* **Task brief**
Give every line below again, exactly.

* **Input material**
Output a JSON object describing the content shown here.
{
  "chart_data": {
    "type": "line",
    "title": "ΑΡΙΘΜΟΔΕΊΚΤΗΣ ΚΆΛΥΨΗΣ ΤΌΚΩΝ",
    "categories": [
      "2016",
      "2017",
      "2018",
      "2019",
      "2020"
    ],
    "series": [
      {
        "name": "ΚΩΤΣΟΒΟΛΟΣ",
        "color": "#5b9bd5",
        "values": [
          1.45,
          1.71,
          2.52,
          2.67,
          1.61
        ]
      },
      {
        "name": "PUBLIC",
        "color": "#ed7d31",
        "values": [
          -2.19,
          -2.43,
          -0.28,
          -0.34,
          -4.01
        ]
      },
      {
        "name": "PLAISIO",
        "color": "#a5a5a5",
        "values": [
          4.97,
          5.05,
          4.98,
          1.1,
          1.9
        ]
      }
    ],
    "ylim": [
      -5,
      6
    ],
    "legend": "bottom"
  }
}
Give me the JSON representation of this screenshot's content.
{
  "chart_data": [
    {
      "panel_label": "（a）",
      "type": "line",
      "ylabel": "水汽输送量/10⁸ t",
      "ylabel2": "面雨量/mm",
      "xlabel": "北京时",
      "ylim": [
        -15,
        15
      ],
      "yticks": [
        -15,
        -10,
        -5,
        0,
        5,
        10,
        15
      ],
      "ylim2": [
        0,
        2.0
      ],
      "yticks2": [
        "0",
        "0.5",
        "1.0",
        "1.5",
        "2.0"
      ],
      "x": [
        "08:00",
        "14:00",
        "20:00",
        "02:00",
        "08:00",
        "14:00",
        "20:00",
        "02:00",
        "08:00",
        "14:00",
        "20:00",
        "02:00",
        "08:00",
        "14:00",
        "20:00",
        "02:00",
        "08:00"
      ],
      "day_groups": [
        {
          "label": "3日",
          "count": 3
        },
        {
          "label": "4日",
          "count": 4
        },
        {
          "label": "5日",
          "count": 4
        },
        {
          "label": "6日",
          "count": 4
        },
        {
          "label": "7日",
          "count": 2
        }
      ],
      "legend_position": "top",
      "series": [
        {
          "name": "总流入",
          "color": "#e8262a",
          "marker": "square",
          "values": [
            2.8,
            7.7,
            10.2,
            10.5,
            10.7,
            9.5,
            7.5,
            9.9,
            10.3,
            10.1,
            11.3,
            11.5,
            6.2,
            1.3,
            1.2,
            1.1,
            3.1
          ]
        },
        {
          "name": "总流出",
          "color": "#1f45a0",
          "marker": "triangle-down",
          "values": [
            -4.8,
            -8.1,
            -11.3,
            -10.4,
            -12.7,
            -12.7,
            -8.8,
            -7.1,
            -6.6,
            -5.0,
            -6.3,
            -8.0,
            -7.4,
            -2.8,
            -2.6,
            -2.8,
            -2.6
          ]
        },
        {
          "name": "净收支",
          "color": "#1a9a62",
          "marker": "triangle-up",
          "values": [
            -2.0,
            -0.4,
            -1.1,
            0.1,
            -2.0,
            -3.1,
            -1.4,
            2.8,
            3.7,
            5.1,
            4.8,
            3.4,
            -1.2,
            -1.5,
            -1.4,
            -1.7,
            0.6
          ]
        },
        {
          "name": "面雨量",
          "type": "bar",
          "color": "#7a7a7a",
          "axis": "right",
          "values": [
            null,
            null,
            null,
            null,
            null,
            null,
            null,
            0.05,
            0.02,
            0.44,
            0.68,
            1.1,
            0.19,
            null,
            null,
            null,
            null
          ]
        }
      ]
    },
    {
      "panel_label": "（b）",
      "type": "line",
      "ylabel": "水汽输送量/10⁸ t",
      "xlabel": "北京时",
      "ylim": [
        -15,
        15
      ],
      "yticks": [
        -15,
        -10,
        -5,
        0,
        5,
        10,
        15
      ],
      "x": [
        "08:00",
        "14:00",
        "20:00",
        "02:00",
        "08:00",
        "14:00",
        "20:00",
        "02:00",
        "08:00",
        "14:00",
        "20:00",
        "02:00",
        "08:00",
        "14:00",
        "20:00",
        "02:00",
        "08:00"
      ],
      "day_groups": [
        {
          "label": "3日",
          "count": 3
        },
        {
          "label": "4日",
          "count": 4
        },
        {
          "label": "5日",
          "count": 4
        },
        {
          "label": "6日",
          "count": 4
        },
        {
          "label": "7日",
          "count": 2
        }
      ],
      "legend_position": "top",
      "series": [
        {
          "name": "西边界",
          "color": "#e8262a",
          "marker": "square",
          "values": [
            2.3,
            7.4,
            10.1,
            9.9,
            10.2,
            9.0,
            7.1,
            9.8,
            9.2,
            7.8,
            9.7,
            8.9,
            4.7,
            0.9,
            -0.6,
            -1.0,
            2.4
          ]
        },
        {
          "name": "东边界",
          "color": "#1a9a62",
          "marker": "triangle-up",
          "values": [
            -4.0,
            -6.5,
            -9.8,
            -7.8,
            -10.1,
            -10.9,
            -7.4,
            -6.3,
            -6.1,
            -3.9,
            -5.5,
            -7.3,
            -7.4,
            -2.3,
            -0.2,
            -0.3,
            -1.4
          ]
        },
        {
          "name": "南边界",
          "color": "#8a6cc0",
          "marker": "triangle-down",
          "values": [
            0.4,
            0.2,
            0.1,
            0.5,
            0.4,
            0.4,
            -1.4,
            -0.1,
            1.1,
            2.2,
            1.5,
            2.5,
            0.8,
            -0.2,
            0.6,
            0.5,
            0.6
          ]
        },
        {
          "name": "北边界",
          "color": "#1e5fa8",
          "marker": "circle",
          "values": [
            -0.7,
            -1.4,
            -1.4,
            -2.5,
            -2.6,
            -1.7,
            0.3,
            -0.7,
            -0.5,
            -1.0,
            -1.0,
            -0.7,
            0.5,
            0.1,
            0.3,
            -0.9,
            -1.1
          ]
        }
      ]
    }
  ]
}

* **Task answer**
Output a JSON object describing the content shown here.
{
  "chart_data": {
    "type": "line",
    "title": "ΑΡΙΘΜΟΔΕΊΚΤΗΣ ΚΆΛΥΨΗΣ ΤΌΚΩΝ",
    "categories": [
      "2016",
      "2017",
      "2018",
      "2019",
      "2020"
    ],
    "series": [
      {
        "name": "ΚΩΤΣΟΒΟΛΟΣ",
        "color": "#5b9bd5",
        "values": [
          1.45,
          1.71,
          2.52,
          2.67,
          1.61
        ]
      },
      {
        "name": "PUBLIC",
        "color": "#ed7d31",
        "values": [
          -2.19,
          -2.43,
          -0.28,
          -0.34,
          -4.01
        ]
      },
      {
        "name": "PLAISIO",
        "color": "#a5a5a5",
        "values": [
          4.97,
          5.05,
          4.98,
          1.1,
          1.9
        ]
      }
    ],
    "ylim": [
      -5,
      6
    ],
    "legend": "bottom"
  }
}
Give me the JSON representation of this screenshot's content.
{
  "chart_data": [
    {
      "panel_label": "（a）",
      "type": "line",
      "ylabel": "水汽输送量/10⁸ t",
      "ylabel2": "面雨量/mm",
      "xlabel": "北京时",
      "ylim": [
        -15,
        15
      ],
      "yticks": [
        -15,
        -10,
        -5,
        0,
        5,
        10,
        15
      ],
      "ylim2": [
        0,
        2.0
      ],
      "yticks2": [
        "0",
        "0.5",
        "1.0",
        "1.5",
        "2.0"
      ],
      "x": [
        "08:00",
        "14:00",
        "20:00",
        "02:00",
        "08:00",
        "14:00",
        "20:00",
        "02:00",
        "08:00",
        "14:00",
        "20:00",
        "02:00",
        "08:00",
        "14:00",
        "20:00",
        "02:00",
        "08:00"
      ],
      "day_groups": [
        {
          "label": "3日",
          "count": 3
        },
        {
          "label": "4日",
          "count": 4
        },
        {
          "label": "5日",
          "count": 4
        },
        {
          "label": "6日",
          "count": 4
        },
        {
          "label": "7日",
          "count": 2
        }
      ],
      "legend_position": "top",
      "series": [
        {
          "name": "总流入",
          "color": "#e8262a",
          "marker": "square",
          "values": [
            2.8,
            7.7,
            10.2,
            10.5,
            10.7,
            9.5,
            7.5,
            9.9,
            10.3,
            10.1,
            11.3,
            11.5,
            6.2,
            1.3,
            1.2,
            1.1,
            3.1
          ]
        },
        {
          "name": "总流出",
          "color": "#1f45a0",
          "marker": "triangle-down",
          "values": [
            -4.8,
            -8.1,
            -11.3,
            -10.4,
            -12.7,
            -12.7,
            -8.8,
            -7.1,
            -6.6,
            -5.0,
            -6.3,
            -8.0,
            -7.4,
            -2.8,
            -2.6,
            -2.8,
            -2.6
          ]
        },
        {
          "name": "净收支",
          "color": "#1a9a62",
          "marker": "triangle-up",
          "values": [
            -2.0,
            -0.4,
            -1.1,
            0.1,
            -2.0,
            -3.1,
            -1.4,
            2.8,
            3.7,
            5.1,
            4.8,
            3.4,
            -1.2,
            -1.5,
            -1.4,
            -1.7,
            0.6
          ]
        },
        {
          "name": "面雨量",
          "type": "bar",
          "color": "#7a7a7a",
          "axis": "right",
          "values": [
            null,
            null,
            null,
            null,
            null,
            null,
            null,
            0.05,
            0.02,
            0.44,
            0.68,
            1.1,
            0.19,
            null,
            null,
            null,
            null
          ]
        }
      ]
    },
    {
      "panel_label": "（b）",
      "type": "line",
      "ylabel": "水汽输送量/10⁸ t",
      "xlabel": "北京时",
      "ylim": [
        -15,
        15
      ],
      "yticks": [
        -15,
        -10,
        -5,
        0,
        5,
        10,
        15
      ],
      "x": [
        "08:00",
        "14:00",
        "20:00",
        "02:00",
        "08:00",
        "14:00",
        "20:00",
        "02:00",
        "08:00",
        "14:00",
        "20:00",
        "02:00",
        "08:00",
        "14:00",
        "20:00",
        "02:00",
        "08:00"
      ],
      "day_groups": [
        {
          "label": "3日",
          "count": 3
        },
        {
          "label": "4日",
          "count": 4
        },
        {
          "label": "5日",
          "count": 4
        },
        {
          "label": "6日",
          "count": 4
        },
        {
          "label": "7日",
          "count": 2
        }
      ],
      "legend_position": "top",
      "series": [
        {
          "name": "西边界",
          "color": "#e8262a",
          "marker": "square",
          "values": [
            2.3,
            7.4,
            10.1,
            9.9,
            10.2,
            9.0,
            7.1,
            9.8,
            9.2,
            7.8,
            9.7,
            8.9,
            4.7,
            0.9,
            -0.6,
            -1.0,
            2.4
          ]
        },
        {
          "name": "东边界",
          "color": "#1a9a62",
          "marker": "triangle-up",
          "values": [
            -4.0,
            -6.5,
            -9.8,
            -7.8,
            -10.1,
            -10.9,
            -7.4,
            -6.3,
            -6.1,
            -3.9,
            -5.5,
            -7.3,
            -7.4,
            -2.3,
            -0.2,
            -0.3,
            -1.4
          ]
        },
        {
          "name": "南边界",
          "color": "#8a6cc0",
          "marker": "triangle-down",
          "values": [
            0.4,
            0.2,
            0.1,
            0.5,
            0.4,
            0.4,
            -1.4,
            -0.1,
            1.1,
            2.2,
            1.5,
            2.5,
            0.8,
            -0.2,
            0.6,
            0.5,
            0.6
          ]
        },
        {
          "name": "北边界",
          "color": "#1e5fa8",
          "marker": "circle",
          "values": [
            -0.7,
            -1.4,
            -1.4,
            -2.5,
            -2.6,
            -1.7,
            0.3,
            -0.7,
            -0.5,
            -1.0,
            -1.0,
            -0.7,
            0.5,
            0.1,
            0.3,
            -0.9,
            -1.1
          ]
        }
      ]
    }
  ]
}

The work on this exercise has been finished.